> **DATA LINES**:
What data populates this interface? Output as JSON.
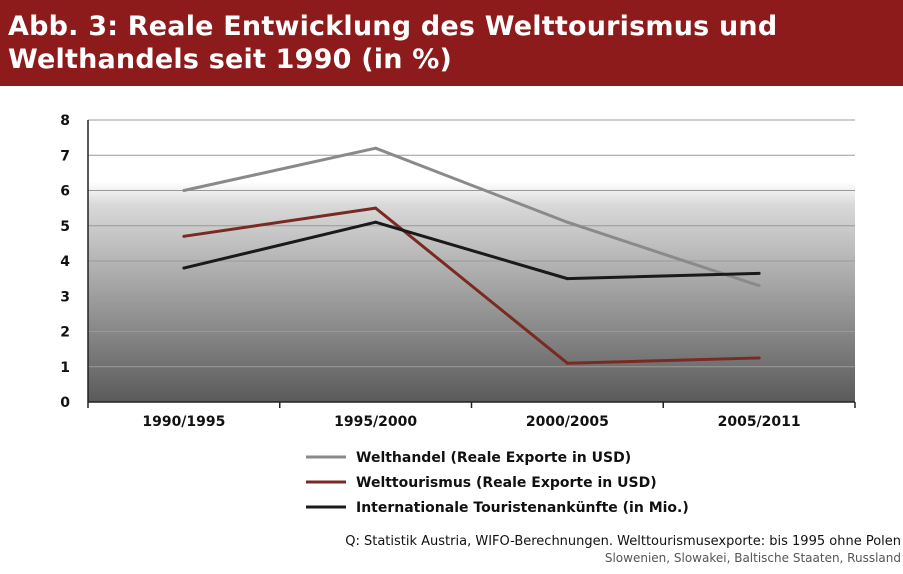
{
  "title": "Abb. 3: Reale Entwicklung des Welttourismus und Welthandels seit 1990 (in %)",
  "colors": {
    "header_bg": "#8e1b1b",
    "welthandel": "#8a8a8a",
    "welttourismus": "#7a2a22",
    "touristenankuenfte": "#1a1a1a"
  },
  "chart_data": {
    "type": "line",
    "categories": [
      "1990/1995",
      "1995/2000",
      "2000/2005",
      "2005/2011"
    ],
    "ylim": [
      0,
      8
    ],
    "yticks": [
      "0",
      "1",
      "2",
      "3",
      "4",
      "5",
      "6",
      "7",
      "8"
    ],
    "grid": true,
    "legend_position": "bottom",
    "series": [
      {
        "name": "Welthandel (Reale Exporte in USD)",
        "values": [
          6.0,
          7.2,
          5.1,
          3.3
        ]
      },
      {
        "name": "Welttourismus (Reale Exporte in USD)",
        "values": [
          4.7,
          5.5,
          1.1,
          1.25
        ]
      },
      {
        "name": "Internationale Touristenankünfte (in Mio.)",
        "values": [
          3.8,
          5.1,
          3.5,
          3.65
        ]
      }
    ]
  },
  "source": {
    "line1": "Q: Statistik Austria, WIFO-Berechnungen. Welttourismusexporte: bis 1995 ohne Polen",
    "line2": "Slowenien, Slowakei, Baltische Staaten, Russland"
  }
}
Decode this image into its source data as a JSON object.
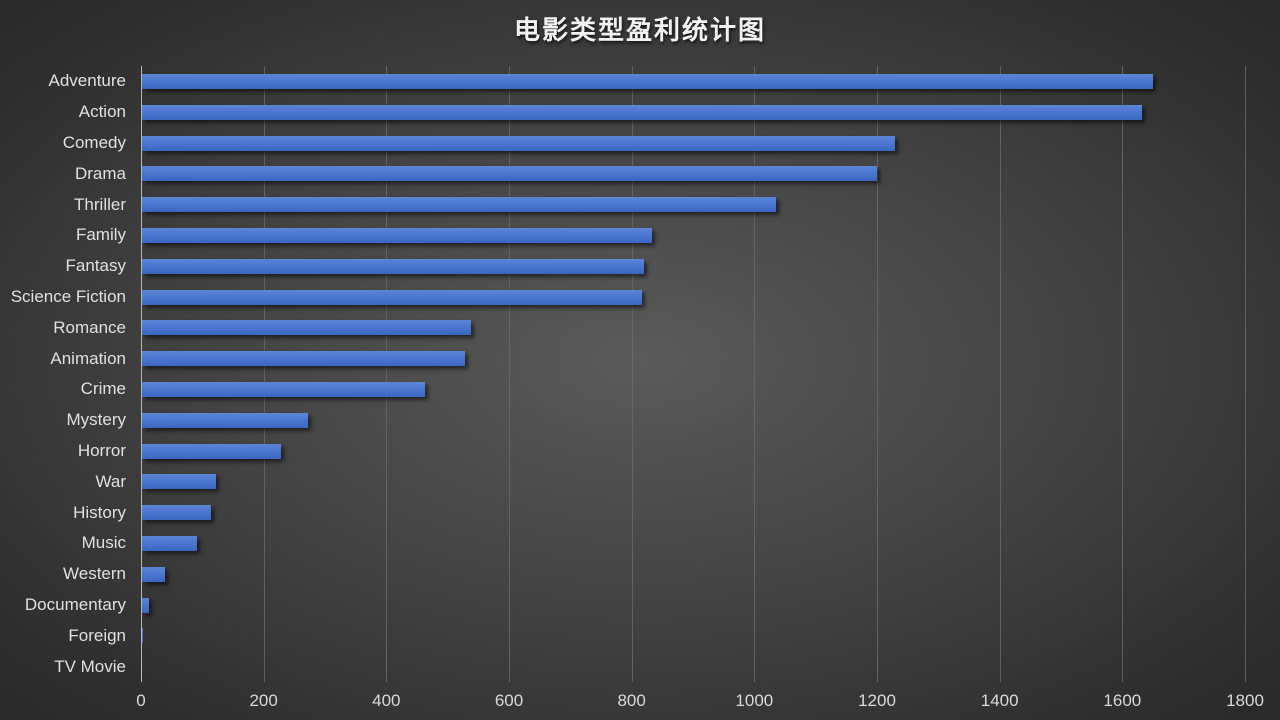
{
  "chart_data": {
    "type": "bar",
    "orientation": "horizontal",
    "title": "电影类型盈利统计图",
    "xlabel": "",
    "ylabel": "",
    "xlim": [
      0,
      1800
    ],
    "xticks": [
      0,
      200,
      400,
      600,
      800,
      1000,
      1200,
      1400,
      1600,
      1800
    ],
    "grid": true,
    "legend": null,
    "categories": [
      "Adventure",
      "Action",
      "Comedy",
      "Drama",
      "Thriller",
      "Family",
      "Fantasy",
      "Science Fiction",
      "Romance",
      "Animation",
      "Crime",
      "Mystery",
      "Horror",
      "War",
      "History",
      "Music",
      "Western",
      "Documentary",
      "Foreign",
      "TV Movie"
    ],
    "values": [
      1649,
      1630,
      1227,
      1198,
      1033,
      832,
      819,
      816,
      536,
      527,
      461,
      271,
      226,
      121,
      113,
      89,
      38,
      11,
      1,
      0
    ],
    "bar_color": "#4472C4",
    "background": "#3a3a3a"
  }
}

> **REQUIREMENTS**: Return each line where "Reale" shows up.

> **EXPECTED OUTPUT**:
  "title": "Abb. 3: Reale Entwicklung des Welttourismus und Welthandels seit 1990 (in %)",
        "name": "Welthandel (Reale Exporte in USD)",
        "name": "Welttourismus (Reale Exporte in USD)",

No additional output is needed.